Given records:
════════════════
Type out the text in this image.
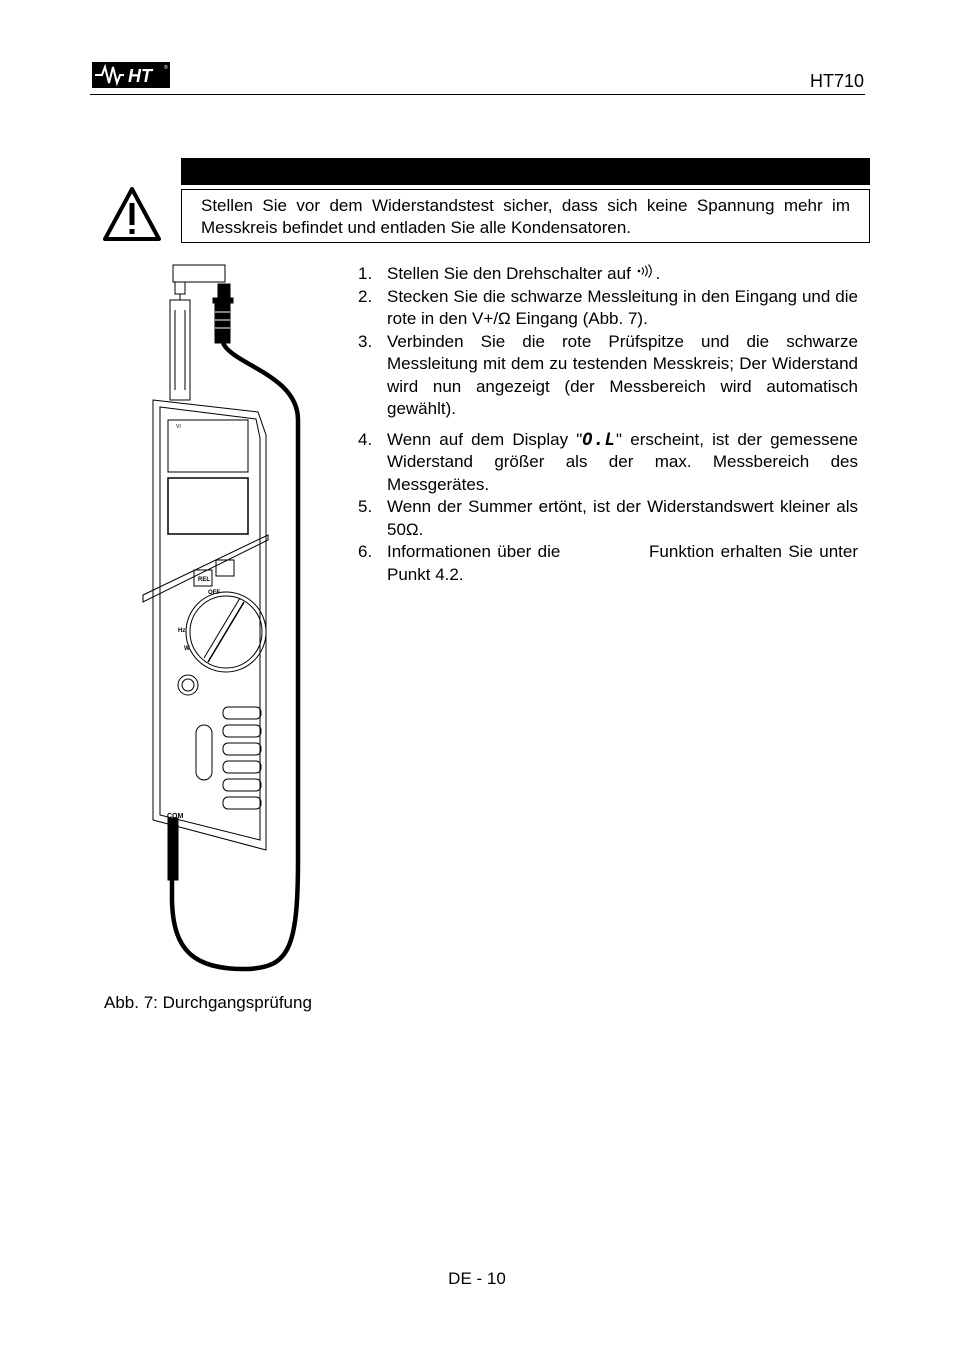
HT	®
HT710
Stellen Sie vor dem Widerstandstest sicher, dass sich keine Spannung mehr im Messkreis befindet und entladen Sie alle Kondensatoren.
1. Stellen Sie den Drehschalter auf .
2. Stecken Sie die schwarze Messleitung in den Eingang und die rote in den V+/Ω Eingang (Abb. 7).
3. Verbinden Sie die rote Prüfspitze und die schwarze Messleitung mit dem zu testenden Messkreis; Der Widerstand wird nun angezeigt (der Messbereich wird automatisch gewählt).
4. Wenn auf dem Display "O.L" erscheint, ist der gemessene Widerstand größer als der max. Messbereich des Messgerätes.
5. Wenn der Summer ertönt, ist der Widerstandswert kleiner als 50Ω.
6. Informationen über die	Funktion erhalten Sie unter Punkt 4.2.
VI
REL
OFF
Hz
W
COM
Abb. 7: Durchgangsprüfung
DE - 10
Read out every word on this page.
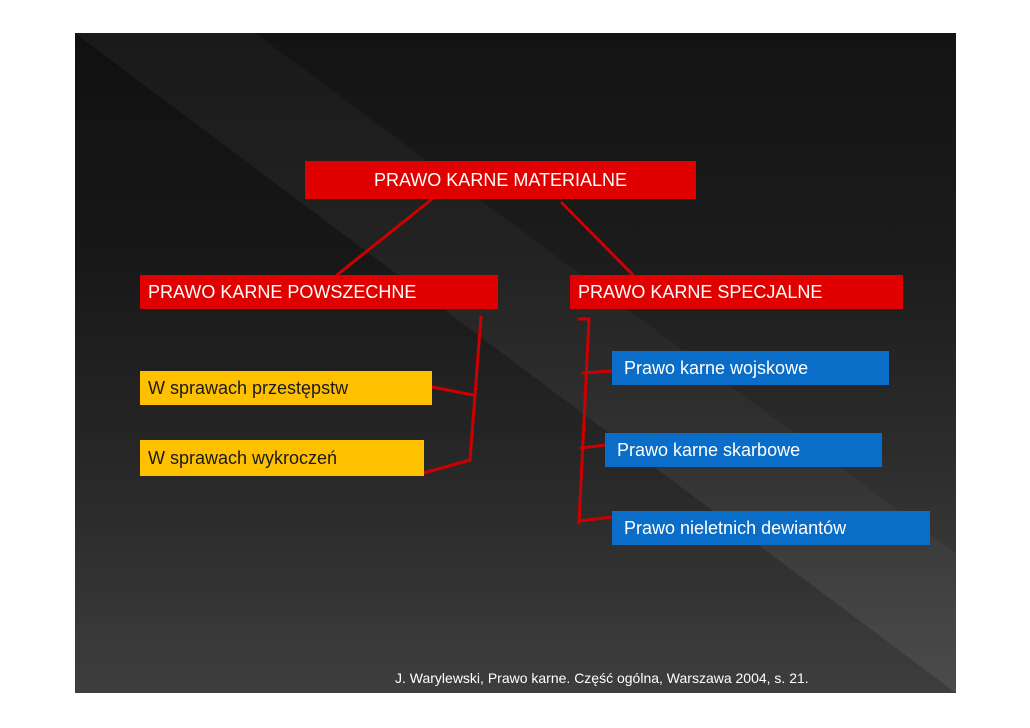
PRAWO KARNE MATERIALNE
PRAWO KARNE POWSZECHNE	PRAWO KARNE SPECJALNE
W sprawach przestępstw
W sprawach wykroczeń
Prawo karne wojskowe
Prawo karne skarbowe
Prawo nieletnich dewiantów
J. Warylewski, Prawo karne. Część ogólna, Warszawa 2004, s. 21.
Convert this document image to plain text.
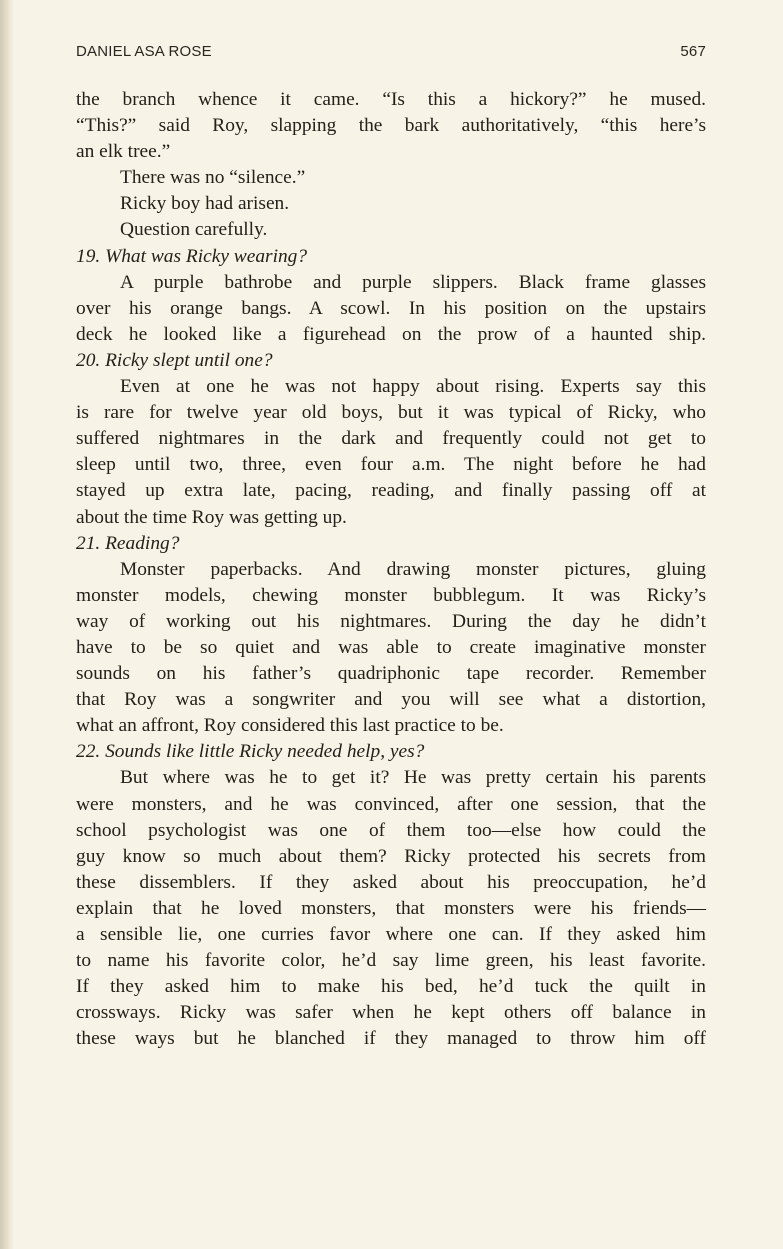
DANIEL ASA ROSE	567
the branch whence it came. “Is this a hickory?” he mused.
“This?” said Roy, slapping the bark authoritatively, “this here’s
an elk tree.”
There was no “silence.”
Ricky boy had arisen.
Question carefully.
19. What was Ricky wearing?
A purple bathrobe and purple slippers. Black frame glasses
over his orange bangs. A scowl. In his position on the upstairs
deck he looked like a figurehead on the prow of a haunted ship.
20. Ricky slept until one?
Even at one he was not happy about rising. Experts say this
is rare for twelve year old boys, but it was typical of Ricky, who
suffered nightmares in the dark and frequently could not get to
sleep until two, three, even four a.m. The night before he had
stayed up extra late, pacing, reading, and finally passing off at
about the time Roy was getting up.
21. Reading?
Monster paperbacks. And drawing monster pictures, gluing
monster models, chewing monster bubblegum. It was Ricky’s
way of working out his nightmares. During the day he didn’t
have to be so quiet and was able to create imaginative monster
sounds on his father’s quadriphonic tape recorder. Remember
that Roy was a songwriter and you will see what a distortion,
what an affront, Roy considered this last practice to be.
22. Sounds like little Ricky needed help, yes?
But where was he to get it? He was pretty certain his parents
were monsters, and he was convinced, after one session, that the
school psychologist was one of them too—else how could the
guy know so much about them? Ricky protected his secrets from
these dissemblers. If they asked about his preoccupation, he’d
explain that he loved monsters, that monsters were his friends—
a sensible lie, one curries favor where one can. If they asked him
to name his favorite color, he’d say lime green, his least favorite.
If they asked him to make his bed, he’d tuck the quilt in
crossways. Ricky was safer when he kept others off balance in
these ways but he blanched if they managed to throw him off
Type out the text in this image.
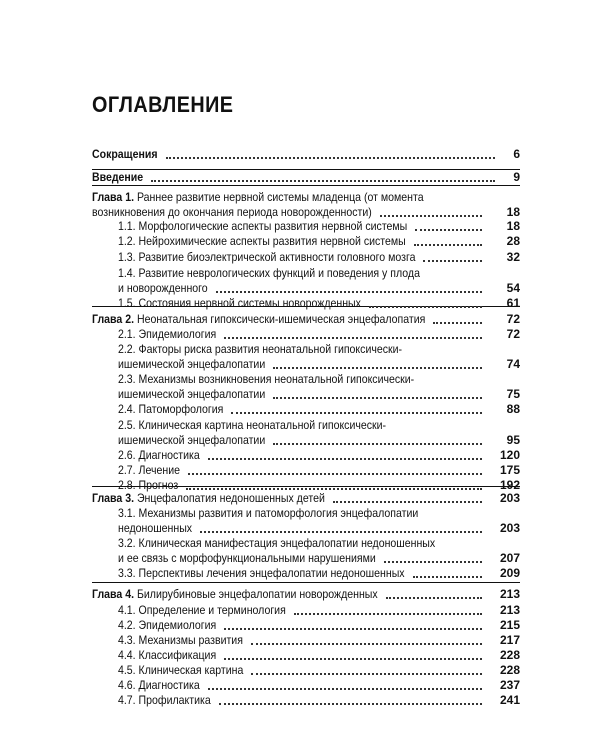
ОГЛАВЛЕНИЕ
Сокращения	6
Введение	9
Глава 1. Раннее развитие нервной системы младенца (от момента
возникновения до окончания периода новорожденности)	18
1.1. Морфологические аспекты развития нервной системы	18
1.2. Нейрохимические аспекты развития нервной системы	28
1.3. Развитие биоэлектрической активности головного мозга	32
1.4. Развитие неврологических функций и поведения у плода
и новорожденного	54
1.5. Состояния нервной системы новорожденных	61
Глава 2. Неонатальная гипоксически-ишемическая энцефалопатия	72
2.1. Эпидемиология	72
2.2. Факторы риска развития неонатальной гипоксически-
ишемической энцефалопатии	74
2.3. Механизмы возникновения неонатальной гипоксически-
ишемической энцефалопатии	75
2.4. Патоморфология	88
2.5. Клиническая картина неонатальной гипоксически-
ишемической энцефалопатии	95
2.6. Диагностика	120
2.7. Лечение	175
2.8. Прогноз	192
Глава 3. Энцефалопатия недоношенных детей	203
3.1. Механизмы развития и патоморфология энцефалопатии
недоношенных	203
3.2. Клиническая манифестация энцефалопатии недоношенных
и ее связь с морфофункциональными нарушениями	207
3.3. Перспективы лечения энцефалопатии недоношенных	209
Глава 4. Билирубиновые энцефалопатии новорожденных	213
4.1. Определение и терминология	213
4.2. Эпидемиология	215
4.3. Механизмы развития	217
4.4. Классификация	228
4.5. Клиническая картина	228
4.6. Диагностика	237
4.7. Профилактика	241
════════════════
Exercise aim:
Which lines hold the word "недоношенных"? Copy every one of them.

Output for this exercise:
Глава 3. Энцефалопатия недоношенных детей	203
недоношенных	203
3.2. Клиническая манифестация энцефалопатии недоношенных
3.3. Перспективы лечения энцефалопатии недоношенных	209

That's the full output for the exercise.